**Task details**
Narrow the data below down to the lines containing "自己咬性".

(Data records)
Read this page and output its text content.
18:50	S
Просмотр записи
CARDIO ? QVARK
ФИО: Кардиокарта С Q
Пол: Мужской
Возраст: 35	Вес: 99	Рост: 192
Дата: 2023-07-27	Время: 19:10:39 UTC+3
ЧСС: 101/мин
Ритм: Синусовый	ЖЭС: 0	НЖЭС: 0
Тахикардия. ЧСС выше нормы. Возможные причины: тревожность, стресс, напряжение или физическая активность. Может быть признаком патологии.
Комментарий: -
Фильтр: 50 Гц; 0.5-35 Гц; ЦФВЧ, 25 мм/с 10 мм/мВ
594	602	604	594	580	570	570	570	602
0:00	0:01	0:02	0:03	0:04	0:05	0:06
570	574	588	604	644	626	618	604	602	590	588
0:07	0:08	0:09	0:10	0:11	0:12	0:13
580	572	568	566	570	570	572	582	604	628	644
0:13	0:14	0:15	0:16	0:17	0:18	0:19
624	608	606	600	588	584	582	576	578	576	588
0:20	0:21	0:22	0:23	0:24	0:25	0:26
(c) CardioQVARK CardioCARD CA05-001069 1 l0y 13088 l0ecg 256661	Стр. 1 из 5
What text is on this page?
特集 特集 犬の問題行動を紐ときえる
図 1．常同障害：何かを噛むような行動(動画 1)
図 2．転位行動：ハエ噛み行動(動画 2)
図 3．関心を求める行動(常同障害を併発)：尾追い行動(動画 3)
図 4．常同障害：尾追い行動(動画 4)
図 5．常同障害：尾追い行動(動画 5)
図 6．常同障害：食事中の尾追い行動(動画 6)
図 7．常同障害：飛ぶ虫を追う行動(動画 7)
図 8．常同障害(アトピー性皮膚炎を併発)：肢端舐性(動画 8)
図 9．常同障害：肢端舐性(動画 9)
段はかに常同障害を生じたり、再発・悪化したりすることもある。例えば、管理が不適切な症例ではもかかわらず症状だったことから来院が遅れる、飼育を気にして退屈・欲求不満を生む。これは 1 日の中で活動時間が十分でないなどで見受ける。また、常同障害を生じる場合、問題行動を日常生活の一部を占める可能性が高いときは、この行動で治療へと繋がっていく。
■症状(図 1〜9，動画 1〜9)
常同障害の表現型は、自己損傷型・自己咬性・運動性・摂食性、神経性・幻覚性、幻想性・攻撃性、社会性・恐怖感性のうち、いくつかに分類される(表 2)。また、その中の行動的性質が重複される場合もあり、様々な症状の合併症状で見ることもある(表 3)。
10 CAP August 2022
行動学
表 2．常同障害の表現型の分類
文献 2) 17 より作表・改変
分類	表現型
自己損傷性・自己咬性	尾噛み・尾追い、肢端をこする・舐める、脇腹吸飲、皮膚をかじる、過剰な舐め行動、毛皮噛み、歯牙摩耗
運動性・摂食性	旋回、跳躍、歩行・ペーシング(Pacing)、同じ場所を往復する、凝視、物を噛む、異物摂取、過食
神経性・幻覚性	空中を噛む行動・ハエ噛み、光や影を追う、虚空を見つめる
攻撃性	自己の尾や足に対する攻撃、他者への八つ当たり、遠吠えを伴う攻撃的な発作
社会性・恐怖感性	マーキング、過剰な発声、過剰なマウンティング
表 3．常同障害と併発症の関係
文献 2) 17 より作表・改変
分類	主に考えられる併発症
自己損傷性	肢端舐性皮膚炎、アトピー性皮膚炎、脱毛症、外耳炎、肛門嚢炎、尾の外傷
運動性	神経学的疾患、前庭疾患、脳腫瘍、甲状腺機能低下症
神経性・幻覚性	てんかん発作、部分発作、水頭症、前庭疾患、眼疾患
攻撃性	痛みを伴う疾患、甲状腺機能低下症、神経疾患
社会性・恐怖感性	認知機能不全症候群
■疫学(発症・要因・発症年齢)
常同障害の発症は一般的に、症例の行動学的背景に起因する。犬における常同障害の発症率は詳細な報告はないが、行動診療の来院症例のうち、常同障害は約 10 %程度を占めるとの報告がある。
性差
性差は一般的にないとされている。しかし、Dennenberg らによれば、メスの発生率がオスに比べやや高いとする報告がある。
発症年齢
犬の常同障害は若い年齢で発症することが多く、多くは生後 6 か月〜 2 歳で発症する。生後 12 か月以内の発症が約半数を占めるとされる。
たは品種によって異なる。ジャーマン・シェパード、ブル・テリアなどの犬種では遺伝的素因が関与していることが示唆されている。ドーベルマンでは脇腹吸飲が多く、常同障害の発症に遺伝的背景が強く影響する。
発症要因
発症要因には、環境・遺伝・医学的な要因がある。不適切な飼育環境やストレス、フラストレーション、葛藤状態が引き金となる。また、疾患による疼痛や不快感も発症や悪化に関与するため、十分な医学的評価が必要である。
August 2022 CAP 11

**Reply to the exercise**
常同障害の表現型は、自己損傷型・自己咬性・運動性・摂食性、神経性・幻覚性、幻想性・攻撃性、社会性・恐怖感性のうち、いくつかに分類される(表 2)。また、その中の行動的性質が重複される場合もあり、様々な症状の合併症状で見ることもある(表 3)。
自己損傷性・自己咬性	尾噛み・尾追い、肢端をこする・舐める、脇腹吸飲、皮膚をかじる、過剰な舐め行動、毛皮噛み、歯牙摩耗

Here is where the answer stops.